== Given data ==
==================================================
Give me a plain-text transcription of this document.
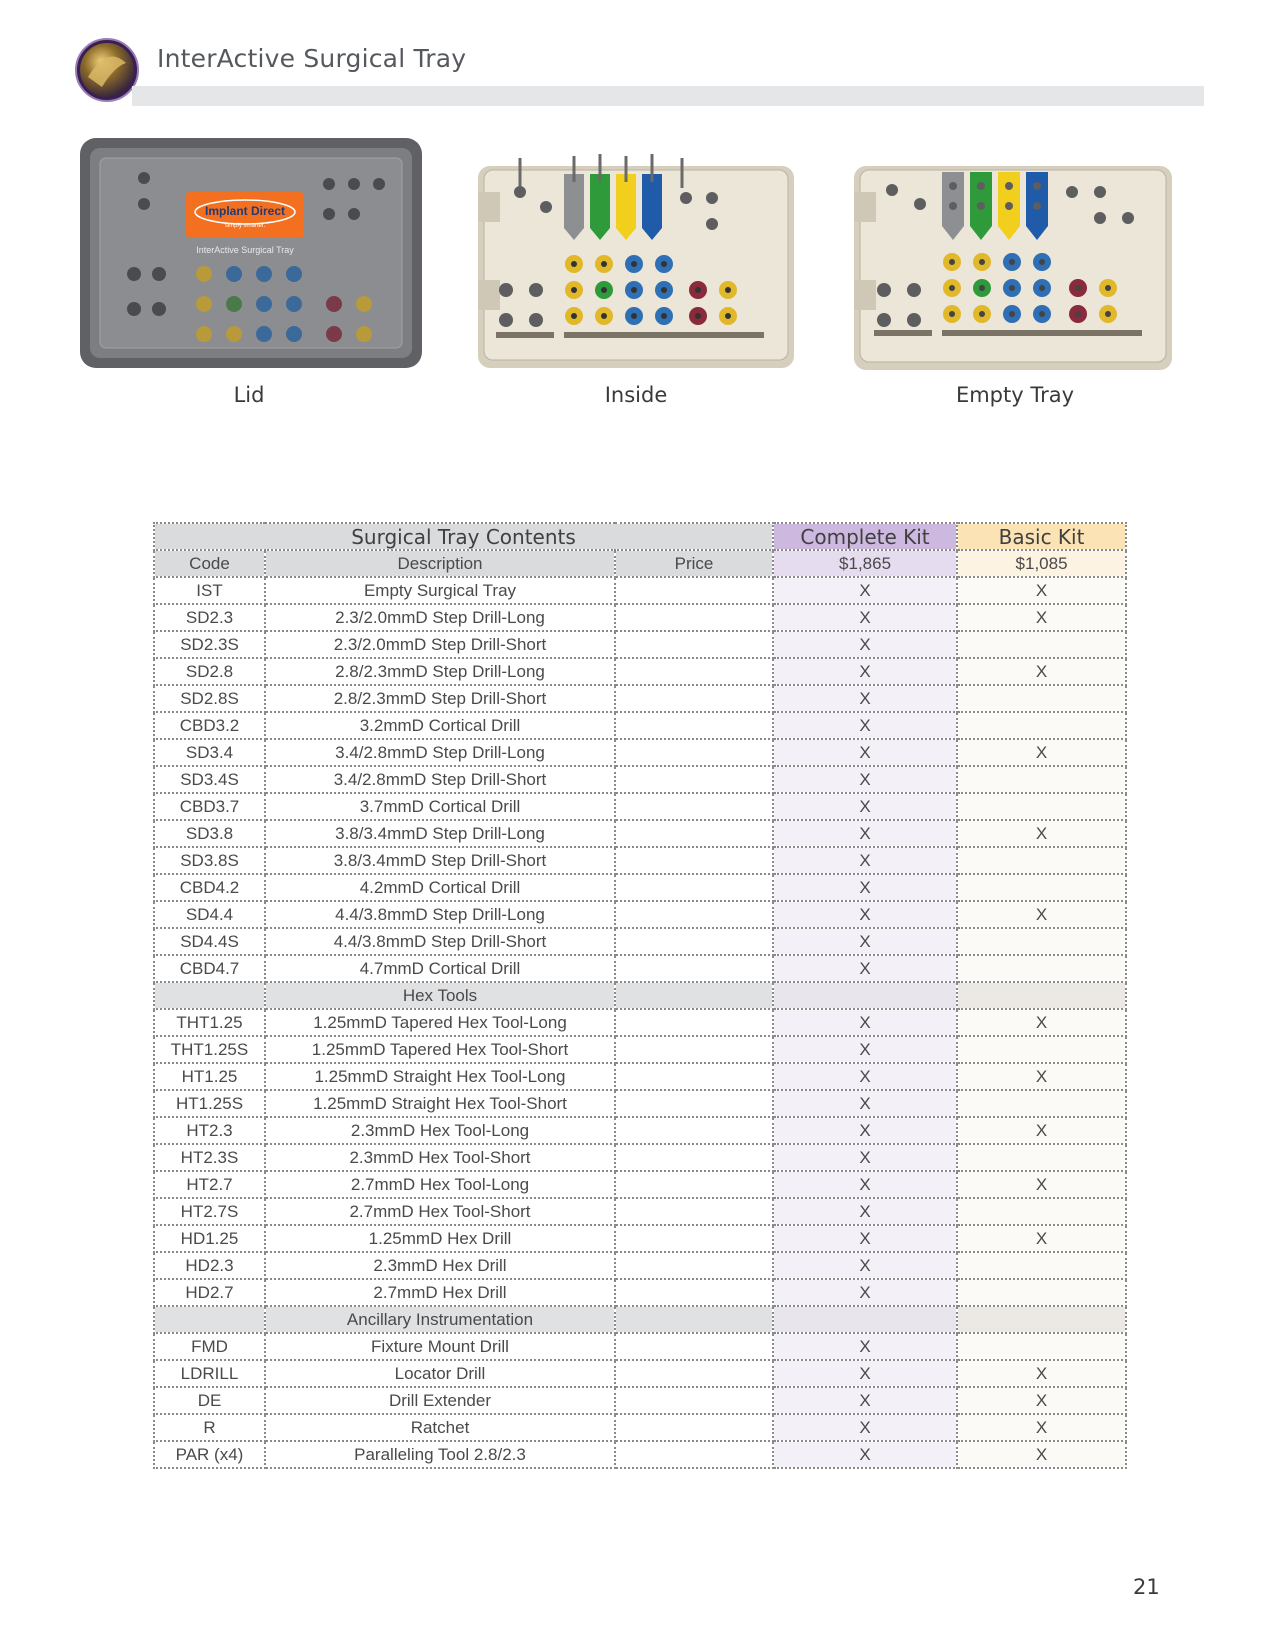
InterActive Surgical Tray
Implant Direct
simply smarter.
InterActive Surgical Tray
Lid	Inside	Empty Tray
Surgical Tray Contents			Complete Kit	Basic Kit
Code	Description	Price	$1,865	$1,085
IST	Empty Surgical Tray		X	X
SD2.3	2.3/2.0mmD Step Drill-Long		X	X
SD2.3S	2.3/2.0mmD Step Drill-Short		X	
SD2.8	2.8/2.3mmD Step Drill-Long		X	X
SD2.8S	2.8/2.3mmD Step Drill-Short		X	
CBD3.2	3.2mmD Cortical Drill		X	
SD3.4	3.4/2.8mmD Step Drill-Long		X	X
SD3.4S	3.4/2.8mmD Step Drill-Short		X	
CBD3.7	3.7mmD Cortical Drill		X	
SD3.8	3.8/3.4mmD Step Drill-Long		X	X
SD3.8S	3.8/3.4mmD Step Drill-Short		X	
CBD4.2	4.2mmD Cortical Drill		X	
SD4.4	4.4/3.8mmD Step Drill-Long		X	X
SD4.4S	4.4/3.8mmD Step Drill-Short		X	
CBD4.7	4.7mmD Cortical Drill		X	
	Hex Tools			
THT1.25	1.25mmD Tapered Hex Tool-Long		X	X
THT1.25S	1.25mmD Tapered Hex Tool-Short		X	
HT1.25	1.25mmD Straight Hex Tool-Long		X	X
HT1.25S	1.25mmD Straight Hex Tool-Short		X	
HT2.3	2.3mmD Hex Tool-Long		X	X
HT2.3S	2.3mmD Hex Tool-Short		X	
HT2.7	2.7mmD Hex Tool-Long		X	X
HT2.7S	2.7mmD Hex Tool-Short		X	
HD1.25	1.25mmD Hex Drill		X	X
HD2.3	2.3mmD Hex Drill		X	
HD2.7	2.7mmD Hex Drill		X	
	Ancillary Instrumentation			
FMD	Fixture Mount Drill		X	
LDRILL	Locator Drill		X	X
DE	Drill Extender		X	X
R	Ratchet		X	X
PAR (x4)	Paralleling Tool 2.8/2.3		X	X
21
==================================================
== Task to complete ==
Reproduce the full material exactly, excluding the pictures.

== Output of the exercise ==
Give me a plain-text transcription of this document.
InterActive Surgical Tray
Implant Direct
simply smarter.
InterActive Surgical Tray
Lid	Inside	Empty Tray
Surgical Tray Contents			Complete Kit	Basic Kit
Code	Description	Price	$1,865	$1,085
IST	Empty Surgical Tray		X	X
SD2.3	2.3/2.0mmD Step Drill-Long		X	X
SD2.3S	2.3/2.0mmD Step Drill-Short		X	
SD2.8	2.8/2.3mmD Step Drill-Long		X	X
SD2.8S	2.8/2.3mmD Step Drill-Short		X	
CBD3.2	3.2mmD Cortical Drill		X	
SD3.4	3.4/2.8mmD Step Drill-Long		X	X
SD3.4S	3.4/2.8mmD Step Drill-Short		X	
CBD3.7	3.7mmD Cortical Drill		X	
SD3.8	3.8/3.4mmD Step Drill-Long		X	X
SD3.8S	3.8/3.4mmD Step Drill-Short		X	
CBD4.2	4.2mmD Cortical Drill		X	
SD4.4	4.4/3.8mmD Step Drill-Long		X	X
SD4.4S	4.4/3.8mmD Step Drill-Short		X	
CBD4.7	4.7mmD Cortical Drill		X	
	Hex Tools			
THT1.25	1.25mmD Tapered Hex Tool-Long		X	X
THT1.25S	1.25mmD Tapered Hex Tool-Short		X	
HT1.25	1.25mmD Straight Hex Tool-Long		X	X
HT1.25S	1.25mmD Straight Hex Tool-Short		X	
HT2.3	2.3mmD Hex Tool-Long		X	X
HT2.3S	2.3mmD Hex Tool-Short		X	
HT2.7	2.7mmD Hex Tool-Long		X	X
HT2.7S	2.7mmD Hex Tool-Short		X	
HD1.25	1.25mmD Hex Drill		X	X
HD2.3	2.3mmD Hex Drill		X	
HD2.7	2.7mmD Hex Drill		X	
	Ancillary Instrumentation			
FMD	Fixture Mount Drill		X	
LDRILL	Locator Drill		X	X
DE	Drill Extender		X	X
R	Ratchet		X	X
PAR (x4)	Paralleling Tool 2.8/2.3		X	X
21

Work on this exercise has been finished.